■ TASK MATERIAL
-.-.-

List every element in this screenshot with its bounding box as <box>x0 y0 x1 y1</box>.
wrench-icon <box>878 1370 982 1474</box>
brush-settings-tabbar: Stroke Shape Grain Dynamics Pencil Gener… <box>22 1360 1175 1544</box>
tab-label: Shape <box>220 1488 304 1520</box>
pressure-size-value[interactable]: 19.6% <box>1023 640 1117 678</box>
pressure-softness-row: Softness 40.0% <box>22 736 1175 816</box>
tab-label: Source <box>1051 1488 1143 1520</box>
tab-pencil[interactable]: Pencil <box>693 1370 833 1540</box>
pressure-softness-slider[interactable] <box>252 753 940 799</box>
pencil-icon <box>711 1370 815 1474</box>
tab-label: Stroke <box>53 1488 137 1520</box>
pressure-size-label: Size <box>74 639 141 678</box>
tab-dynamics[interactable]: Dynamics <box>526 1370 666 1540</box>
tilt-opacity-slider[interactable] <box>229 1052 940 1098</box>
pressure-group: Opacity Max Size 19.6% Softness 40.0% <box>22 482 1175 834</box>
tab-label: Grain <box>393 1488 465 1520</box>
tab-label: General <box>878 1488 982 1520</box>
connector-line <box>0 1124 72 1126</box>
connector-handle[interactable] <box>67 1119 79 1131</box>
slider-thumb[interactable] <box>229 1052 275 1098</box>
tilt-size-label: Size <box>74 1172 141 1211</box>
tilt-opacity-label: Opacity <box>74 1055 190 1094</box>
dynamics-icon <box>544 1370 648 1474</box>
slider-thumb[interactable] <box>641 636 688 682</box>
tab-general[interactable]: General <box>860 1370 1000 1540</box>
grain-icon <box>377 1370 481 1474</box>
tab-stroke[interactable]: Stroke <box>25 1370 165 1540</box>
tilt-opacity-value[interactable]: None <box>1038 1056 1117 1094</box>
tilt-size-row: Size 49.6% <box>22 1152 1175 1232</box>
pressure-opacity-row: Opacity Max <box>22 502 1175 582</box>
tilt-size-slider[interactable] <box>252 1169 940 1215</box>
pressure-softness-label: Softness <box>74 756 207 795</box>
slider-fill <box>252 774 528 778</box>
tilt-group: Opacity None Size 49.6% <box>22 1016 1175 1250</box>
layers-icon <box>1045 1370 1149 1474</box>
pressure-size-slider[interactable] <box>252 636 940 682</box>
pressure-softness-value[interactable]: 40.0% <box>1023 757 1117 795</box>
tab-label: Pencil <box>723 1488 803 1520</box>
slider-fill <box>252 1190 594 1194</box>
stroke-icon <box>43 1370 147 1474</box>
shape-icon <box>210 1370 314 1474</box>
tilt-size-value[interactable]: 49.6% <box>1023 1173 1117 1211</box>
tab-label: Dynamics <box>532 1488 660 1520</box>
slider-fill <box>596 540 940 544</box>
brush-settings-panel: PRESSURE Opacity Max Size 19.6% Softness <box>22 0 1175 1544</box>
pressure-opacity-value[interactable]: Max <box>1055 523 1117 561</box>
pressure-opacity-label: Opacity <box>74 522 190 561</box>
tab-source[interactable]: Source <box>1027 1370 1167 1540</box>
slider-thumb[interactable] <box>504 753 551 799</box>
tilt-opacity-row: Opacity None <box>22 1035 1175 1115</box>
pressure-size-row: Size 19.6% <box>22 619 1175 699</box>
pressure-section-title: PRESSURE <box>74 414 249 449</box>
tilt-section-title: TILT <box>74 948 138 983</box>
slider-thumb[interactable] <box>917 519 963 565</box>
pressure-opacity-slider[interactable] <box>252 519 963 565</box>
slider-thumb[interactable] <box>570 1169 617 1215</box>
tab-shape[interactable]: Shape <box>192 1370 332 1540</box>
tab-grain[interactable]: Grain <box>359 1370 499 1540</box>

-.-.-

■ WHAT TO DO
Copy all of the material above line for line, without changing anything.

■ COMPLETED TASK
List every element in this screenshot with its bounding box as <box>x0 y0 x1 y1</box>.
wrench-icon <box>878 1370 982 1474</box>
brush-settings-tabbar: Stroke Shape Grain Dynamics Pencil Gener… <box>22 1360 1175 1544</box>
tab-label: Shape <box>220 1488 304 1520</box>
pressure-size-value[interactable]: 19.6% <box>1023 640 1117 678</box>
pressure-softness-row: Softness 40.0% <box>22 736 1175 816</box>
tab-label: Source <box>1051 1488 1143 1520</box>
tab-pencil[interactable]: Pencil <box>693 1370 833 1540</box>
pressure-softness-slider[interactable] <box>252 753 940 799</box>
pencil-icon <box>711 1370 815 1474</box>
tab-label: Stroke <box>53 1488 137 1520</box>
pressure-size-label: Size <box>74 639 141 678</box>
tab-dynamics[interactable]: Dynamics <box>526 1370 666 1540</box>
tilt-opacity-slider[interactable] <box>229 1052 940 1098</box>
pressure-group: Opacity Max Size 19.6% Softness 40.0% <box>22 482 1175 834</box>
tab-label: Grain <box>393 1488 465 1520</box>
tab-label: General <box>878 1488 982 1520</box>
connector-line <box>0 1124 72 1126</box>
connector-handle[interactable] <box>67 1119 79 1131</box>
slider-thumb[interactable] <box>229 1052 275 1098</box>
tilt-size-label: Size <box>74 1172 141 1211</box>
tilt-opacity-label: Opacity <box>74 1055 190 1094</box>
dynamics-icon <box>544 1370 648 1474</box>
slider-thumb[interactable] <box>641 636 688 682</box>
tab-general[interactable]: General <box>860 1370 1000 1540</box>
grain-icon <box>377 1370 481 1474</box>
tab-stroke[interactable]: Stroke <box>25 1370 165 1540</box>
tilt-opacity-value[interactable]: None <box>1038 1056 1117 1094</box>
tilt-size-row: Size 49.6% <box>22 1152 1175 1232</box>
pressure-opacity-row: Opacity Max <box>22 502 1175 582</box>
tilt-size-slider[interactable] <box>252 1169 940 1215</box>
pressure-softness-label: Softness <box>74 756 207 795</box>
slider-fill <box>252 774 528 778</box>
tilt-group: Opacity None Size 49.6% <box>22 1016 1175 1250</box>
layers-icon <box>1045 1370 1149 1474</box>
pressure-size-slider[interactable] <box>252 636 940 682</box>
pressure-softness-value[interactable]: 40.0% <box>1023 757 1117 795</box>
tab-label: Pencil <box>723 1488 803 1520</box>
slider-fill <box>252 1190 594 1194</box>
stroke-icon <box>43 1370 147 1474</box>
shape-icon <box>210 1370 314 1474</box>
tilt-size-value[interactable]: 49.6% <box>1023 1173 1117 1211</box>
tab-label: Dynamics <box>532 1488 660 1520</box>
slider-fill <box>596 540 940 544</box>
brush-settings-panel: PRESSURE Opacity Max Size 19.6% Softness <box>22 0 1175 1544</box>
pressure-opacity-value[interactable]: Max <box>1055 523 1117 561</box>
pressure-opacity-label: Opacity <box>74 522 190 561</box>
tab-source[interactable]: Source <box>1027 1370 1167 1540</box>
slider-thumb[interactable] <box>504 753 551 799</box>
tilt-opacity-row: Opacity None <box>22 1035 1175 1115</box>
pressure-size-row: Size 19.6% <box>22 619 1175 699</box>
pressure-section-title: PRESSURE <box>74 414 249 449</box>
tilt-section-title: TILT <box>74 948 138 983</box>
slider-thumb[interactable] <box>917 519 963 565</box>
pressure-opacity-slider[interactable] <box>252 519 963 565</box>
slider-thumb[interactable] <box>570 1169 617 1215</box>
tab-shape[interactable]: Shape <box>192 1370 332 1540</box>
tab-grain[interactable]: Grain <box>359 1370 499 1540</box>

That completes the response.